Available records ::
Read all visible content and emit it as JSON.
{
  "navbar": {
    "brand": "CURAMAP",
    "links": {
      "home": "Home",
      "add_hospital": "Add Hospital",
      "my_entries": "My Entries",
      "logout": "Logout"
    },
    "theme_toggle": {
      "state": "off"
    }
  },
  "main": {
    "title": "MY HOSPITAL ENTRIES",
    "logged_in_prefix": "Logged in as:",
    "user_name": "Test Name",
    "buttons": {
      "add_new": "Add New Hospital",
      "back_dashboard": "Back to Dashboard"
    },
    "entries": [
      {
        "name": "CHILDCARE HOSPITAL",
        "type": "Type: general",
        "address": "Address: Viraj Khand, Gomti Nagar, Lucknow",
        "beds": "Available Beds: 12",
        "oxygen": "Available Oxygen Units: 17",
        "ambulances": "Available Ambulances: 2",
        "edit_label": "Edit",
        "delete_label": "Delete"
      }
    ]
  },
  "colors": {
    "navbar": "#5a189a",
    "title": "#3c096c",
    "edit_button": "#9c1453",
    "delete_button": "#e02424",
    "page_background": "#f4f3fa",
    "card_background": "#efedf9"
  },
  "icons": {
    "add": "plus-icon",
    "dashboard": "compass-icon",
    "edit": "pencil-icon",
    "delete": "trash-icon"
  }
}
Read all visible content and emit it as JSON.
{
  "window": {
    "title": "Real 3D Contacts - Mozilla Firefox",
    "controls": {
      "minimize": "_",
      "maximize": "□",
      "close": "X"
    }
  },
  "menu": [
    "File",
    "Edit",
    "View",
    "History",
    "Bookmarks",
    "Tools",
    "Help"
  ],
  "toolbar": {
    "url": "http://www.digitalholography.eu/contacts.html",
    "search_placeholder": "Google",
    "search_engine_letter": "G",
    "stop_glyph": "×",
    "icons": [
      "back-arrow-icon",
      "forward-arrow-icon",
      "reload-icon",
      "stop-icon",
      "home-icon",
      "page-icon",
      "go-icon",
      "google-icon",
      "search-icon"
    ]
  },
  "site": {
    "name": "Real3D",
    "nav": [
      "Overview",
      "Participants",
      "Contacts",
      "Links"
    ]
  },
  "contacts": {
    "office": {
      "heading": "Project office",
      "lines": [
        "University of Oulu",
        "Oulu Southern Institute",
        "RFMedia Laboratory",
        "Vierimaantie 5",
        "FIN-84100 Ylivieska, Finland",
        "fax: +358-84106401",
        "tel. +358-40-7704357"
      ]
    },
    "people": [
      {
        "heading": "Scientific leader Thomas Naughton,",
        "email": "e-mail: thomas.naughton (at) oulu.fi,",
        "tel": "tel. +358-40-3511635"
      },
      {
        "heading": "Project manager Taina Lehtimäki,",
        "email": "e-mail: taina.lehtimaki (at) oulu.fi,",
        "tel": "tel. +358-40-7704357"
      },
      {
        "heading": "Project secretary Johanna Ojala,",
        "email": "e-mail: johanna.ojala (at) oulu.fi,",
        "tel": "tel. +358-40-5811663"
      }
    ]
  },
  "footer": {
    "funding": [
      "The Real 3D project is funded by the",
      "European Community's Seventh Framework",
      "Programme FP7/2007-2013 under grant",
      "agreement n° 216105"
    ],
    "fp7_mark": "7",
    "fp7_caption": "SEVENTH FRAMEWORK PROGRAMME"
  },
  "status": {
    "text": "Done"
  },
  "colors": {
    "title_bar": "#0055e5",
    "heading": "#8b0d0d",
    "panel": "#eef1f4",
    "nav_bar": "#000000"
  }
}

Exercise brief ::
All entries must be repeated verbatim.

Answer to the problem ::
Read all visible content and emit it as JSON.
{
  "navbar": {
    "brand": "CURAMAP",
    "links": {
      "home": "Home",
      "add_hospital": "Add Hospital",
      "my_entries": "My Entries",
      "logout": "Logout"
    },
    "theme_toggle": {
      "state": "off"
    }
  },
  "main": {
    "title": "MY HOSPITAL ENTRIES",
    "logged_in_prefix": "Logged in as:",
    "user_name": "Test Name",
    "buttons": {
      "add_new": "Add New Hospital",
      "back_dashboard": "Back to Dashboard"
    },
    "entries": [
      {
        "name": "CHILDCARE HOSPITAL",
        "type": "Type: general",
        "address": "Address: Viraj Khand, Gomti Nagar, Lucknow",
        "beds": "Available Beds: 12",
        "oxygen": "Available Oxygen Units: 17",
        "ambulances": "Available Ambulances: 2",
        "edit_label": "Edit",
        "delete_label": "Delete"
      }
    ]
  },
  "colors": {
    "navbar": "#5a189a",
    "title": "#3c096c",
    "edit_button": "#9c1453",
    "delete_button": "#e02424",
    "page_background": "#f4f3fa",
    "card_background": "#efedf9"
  },
  "icons": {
    "add": "plus-icon",
    "dashboard": "compass-icon",
    "edit": "pencil-icon",
    "delete": "trash-icon"
  }
}
Read all visible content and emit it as JSON.
{
  "window": {
    "title": "Real 3D Contacts - Mozilla Firefox",
    "controls": {
      "minimize": "_",
      "maximize": "□",
      "close": "X"
    }
  },
  "menu": [
    "File",
    "Edit",
    "View",
    "History",
    "Bookmarks",
    "Tools",
    "Help"
  ],
  "toolbar": {
    "url": "http://www.digitalholography.eu/contacts.html",
    "search_placeholder": "Google",
    "search_engine_letter": "G",
    "stop_glyph": "×",
    "icons": [
      "back-arrow-icon",
      "forward-arrow-icon",
      "reload-icon",
      "stop-icon",
      "home-icon",
      "page-icon",
      "go-icon",
      "google-icon",
      "search-icon"
    ]
  },
  "site": {
    "name": "Real3D",
    "nav": [
      "Overview",
      "Participants",
      "Contacts",
      "Links"
    ]
  },
  "contacts": {
    "office": {
      "heading": "Project office",
      "lines": [
        "University of Oulu",
        "Oulu Southern Institute",
        "RFMedia Laboratory",
        "Vierimaantie 5",
        "FIN-84100 Ylivieska, Finland",
        "fax: +358-84106401",
        "tel. +358-40-7704357"
      ]
    },
    "people": [
      {
        "heading": "Scientific leader Thomas Naughton,",
        "email": "e-mail: thomas.naughton (at) oulu.fi,",
        "tel": "tel. +358-40-3511635"
      },
      {
        "heading": "Project manager Taina Lehtimäki,",
        "email": "e-mail: taina.lehtimaki (at) oulu.fi,",
        "tel": "tel. +358-40-7704357"
      },
      {
        "heading": "Project secretary Johanna Ojala,",
        "email": "e-mail: johanna.ojala (at) oulu.fi,",
        "tel": "tel. +358-40-5811663"
      }
    ]
  },
  "footer": {
    "funding": [
      "The Real 3D project is funded by the",
      "European Community's Seventh Framework",
      "Programme FP7/2007-2013 under grant",
      "agreement n° 216105"
    ],
    "fp7_mark": "7",
    "fp7_caption": "SEVENTH FRAMEWORK PROGRAMME"
  },
  "status": {
    "text": "Done"
  },
  "colors": {
    "title_bar": "#0055e5",
    "heading": "#8b0d0d",
    "panel": "#eef1f4",
    "nav_bar": "#000000"
  }
}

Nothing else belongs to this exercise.